> **Exercise goal**
Return every entry exactly as written.
— Start Stored records —
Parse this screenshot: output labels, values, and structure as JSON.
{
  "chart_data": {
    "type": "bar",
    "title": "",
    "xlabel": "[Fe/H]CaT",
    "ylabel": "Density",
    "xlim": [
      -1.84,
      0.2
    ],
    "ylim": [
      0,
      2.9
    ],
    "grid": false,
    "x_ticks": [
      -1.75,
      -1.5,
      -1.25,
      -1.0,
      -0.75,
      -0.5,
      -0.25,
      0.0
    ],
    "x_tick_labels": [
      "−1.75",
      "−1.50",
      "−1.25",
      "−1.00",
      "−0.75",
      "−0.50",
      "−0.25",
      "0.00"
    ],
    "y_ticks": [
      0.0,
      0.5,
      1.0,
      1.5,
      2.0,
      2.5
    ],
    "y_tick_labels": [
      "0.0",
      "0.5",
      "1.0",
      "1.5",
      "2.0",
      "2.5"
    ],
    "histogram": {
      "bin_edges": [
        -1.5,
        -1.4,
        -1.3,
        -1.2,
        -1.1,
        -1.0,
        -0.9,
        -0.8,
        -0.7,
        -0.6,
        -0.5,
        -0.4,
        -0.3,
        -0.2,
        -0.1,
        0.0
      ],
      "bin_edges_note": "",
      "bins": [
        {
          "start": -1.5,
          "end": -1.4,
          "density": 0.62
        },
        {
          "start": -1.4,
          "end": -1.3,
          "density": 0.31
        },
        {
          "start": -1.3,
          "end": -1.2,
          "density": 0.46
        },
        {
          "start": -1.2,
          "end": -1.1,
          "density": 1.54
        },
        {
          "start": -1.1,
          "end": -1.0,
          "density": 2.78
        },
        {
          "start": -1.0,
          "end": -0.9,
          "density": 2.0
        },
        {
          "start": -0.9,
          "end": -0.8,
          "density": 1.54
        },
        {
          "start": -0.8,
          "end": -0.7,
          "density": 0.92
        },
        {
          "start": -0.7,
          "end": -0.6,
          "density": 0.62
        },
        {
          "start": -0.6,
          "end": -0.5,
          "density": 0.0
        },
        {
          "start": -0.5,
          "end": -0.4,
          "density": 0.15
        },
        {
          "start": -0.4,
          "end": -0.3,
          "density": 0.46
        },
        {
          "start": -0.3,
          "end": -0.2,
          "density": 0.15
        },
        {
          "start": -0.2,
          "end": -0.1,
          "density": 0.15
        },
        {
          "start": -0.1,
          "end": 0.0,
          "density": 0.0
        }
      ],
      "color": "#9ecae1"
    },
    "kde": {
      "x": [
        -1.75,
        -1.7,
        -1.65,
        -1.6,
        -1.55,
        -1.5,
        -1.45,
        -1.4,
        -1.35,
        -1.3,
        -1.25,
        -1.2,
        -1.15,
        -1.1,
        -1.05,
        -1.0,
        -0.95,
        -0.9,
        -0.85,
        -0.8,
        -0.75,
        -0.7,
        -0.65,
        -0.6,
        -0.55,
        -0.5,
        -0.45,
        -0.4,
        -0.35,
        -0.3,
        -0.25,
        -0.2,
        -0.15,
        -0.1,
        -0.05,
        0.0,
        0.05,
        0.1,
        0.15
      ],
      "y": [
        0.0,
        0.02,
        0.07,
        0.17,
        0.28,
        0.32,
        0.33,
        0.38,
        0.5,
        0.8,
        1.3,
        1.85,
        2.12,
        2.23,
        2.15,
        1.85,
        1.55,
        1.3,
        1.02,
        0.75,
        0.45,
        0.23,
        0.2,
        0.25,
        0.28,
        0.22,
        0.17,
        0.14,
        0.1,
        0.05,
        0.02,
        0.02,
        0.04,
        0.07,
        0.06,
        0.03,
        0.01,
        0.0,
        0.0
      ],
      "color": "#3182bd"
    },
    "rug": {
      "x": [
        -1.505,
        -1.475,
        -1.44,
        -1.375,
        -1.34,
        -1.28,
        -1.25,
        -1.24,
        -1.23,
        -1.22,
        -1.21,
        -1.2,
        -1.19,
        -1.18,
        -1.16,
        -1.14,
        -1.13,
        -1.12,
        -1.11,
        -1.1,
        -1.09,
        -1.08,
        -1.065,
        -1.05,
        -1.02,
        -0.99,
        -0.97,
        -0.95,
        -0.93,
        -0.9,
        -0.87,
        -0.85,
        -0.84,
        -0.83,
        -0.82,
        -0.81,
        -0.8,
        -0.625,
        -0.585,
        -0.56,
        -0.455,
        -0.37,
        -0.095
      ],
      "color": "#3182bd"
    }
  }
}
— End Stored records —
> **Result of the exercise**
Parse this screenshot: output labels, values, and structure as JSON.
{
  "chart_data": {
    "type": "bar",
    "title": "",
    "xlabel": "[Fe/H]CaT",
    "ylabel": "Density",
    "xlim": [
      -1.84,
      0.2
    ],
    "ylim": [
      0,
      2.9
    ],
    "grid": false,
    "x_ticks": [
      -1.75,
      -1.5,
      -1.25,
      -1.0,
      -0.75,
      -0.5,
      -0.25,
      0.0
    ],
    "x_tick_labels": [
      "−1.75",
      "−1.50",
      "−1.25",
      "−1.00",
      "−0.75",
      "−0.50",
      "−0.25",
      "0.00"
    ],
    "y_ticks": [
      0.0,
      0.5,
      1.0,
      1.5,
      2.0,
      2.5
    ],
    "y_tick_labels": [
      "0.0",
      "0.5",
      "1.0",
      "1.5",
      "2.0",
      "2.5"
    ],
    "histogram": {
      "bin_edges": [
        -1.5,
        -1.4,
        -1.3,
        -1.2,
        -1.1,
        -1.0,
        -0.9,
        -0.8,
        -0.7,
        -0.6,
        -0.5,
        -0.4,
        -0.3,
        -0.2,
        -0.1,
        0.0
      ],
      "bin_edges_note": "",
      "bins": [
        {
          "start": -1.5,
          "end": -1.4,
          "density": 0.62
        },
        {
          "start": -1.4,
          "end": -1.3,
          "density": 0.31
        },
        {
          "start": -1.3,
          "end": -1.2,
          "density": 0.46
        },
        {
          "start": -1.2,
          "end": -1.1,
          "density": 1.54
        },
        {
          "start": -1.1,
          "end": -1.0,
          "density": 2.78
        },
        {
          "start": -1.0,
          "end": -0.9,
          "density": 2.0
        },
        {
          "start": -0.9,
          "end": -0.8,
          "density": 1.54
        },
        {
          "start": -0.8,
          "end": -0.7,
          "density": 0.92
        },
        {
          "start": -0.7,
          "end": -0.6,
          "density": 0.62
        },
        {
          "start": -0.6,
          "end": -0.5,
          "density": 0.0
        },
        {
          "start": -0.5,
          "end": -0.4,
          "density": 0.15
        },
        {
          "start": -0.4,
          "end": -0.3,
          "density": 0.46
        },
        {
          "start": -0.3,
          "end": -0.2,
          "density": 0.15
        },
        {
          "start": -0.2,
          "end": -0.1,
          "density": 0.15
        },
        {
          "start": -0.1,
          "end": 0.0,
          "density": 0.0
        }
      ],
      "color": "#9ecae1"
    },
    "kde": {
      "x": [
        -1.75,
        -1.7,
        -1.65,
        -1.6,
        -1.55,
        -1.5,
        -1.45,
        -1.4,
        -1.35,
        -1.3,
        -1.25,
        -1.2,
        -1.15,
        -1.1,
        -1.05,
        -1.0,
        -0.95,
        -0.9,
        -0.85,
        -0.8,
        -0.75,
        -0.7,
        -0.65,
        -0.6,
        -0.55,
        -0.5,
        -0.45,
        -0.4,
        -0.35,
        -0.3,
        -0.25,
        -0.2,
        -0.15,
        -0.1,
        -0.05,
        0.0,
        0.05,
        0.1,
        0.15
      ],
      "y": [
        0.0,
        0.02,
        0.07,
        0.17,
        0.28,
        0.32,
        0.33,
        0.38,
        0.5,
        0.8,
        1.3,
        1.85,
        2.12,
        2.23,
        2.15,
        1.85,
        1.55,
        1.3,
        1.02,
        0.75,
        0.45,
        0.23,
        0.2,
        0.25,
        0.28,
        0.22,
        0.17,
        0.14,
        0.1,
        0.05,
        0.02,
        0.02,
        0.04,
        0.07,
        0.06,
        0.03,
        0.01,
        0.0,
        0.0
      ],
      "color": "#3182bd"
    },
    "rug": {
      "x": [
        -1.505,
        -1.475,
        -1.44,
        -1.375,
        -1.34,
        -1.28,
        -1.25,
        -1.24,
        -1.23,
        -1.22,
        -1.21,
        -1.2,
        -1.19,
        -1.18,
        -1.16,
        -1.14,
        -1.13,
        -1.12,
        -1.11,
        -1.1,
        -1.09,
        -1.08,
        -1.065,
        -1.05,
        -1.02,
        -0.99,
        -0.97,
        -0.95,
        -0.93,
        -0.9,
        -0.87,
        -0.85,
        -0.84,
        -0.83,
        -0.82,
        -0.81,
        -0.8,
        -0.625,
        -0.585,
        -0.56,
        -0.455,
        -0.37,
        -0.095
      ],
      "color": "#3182bd"
    }
  }
}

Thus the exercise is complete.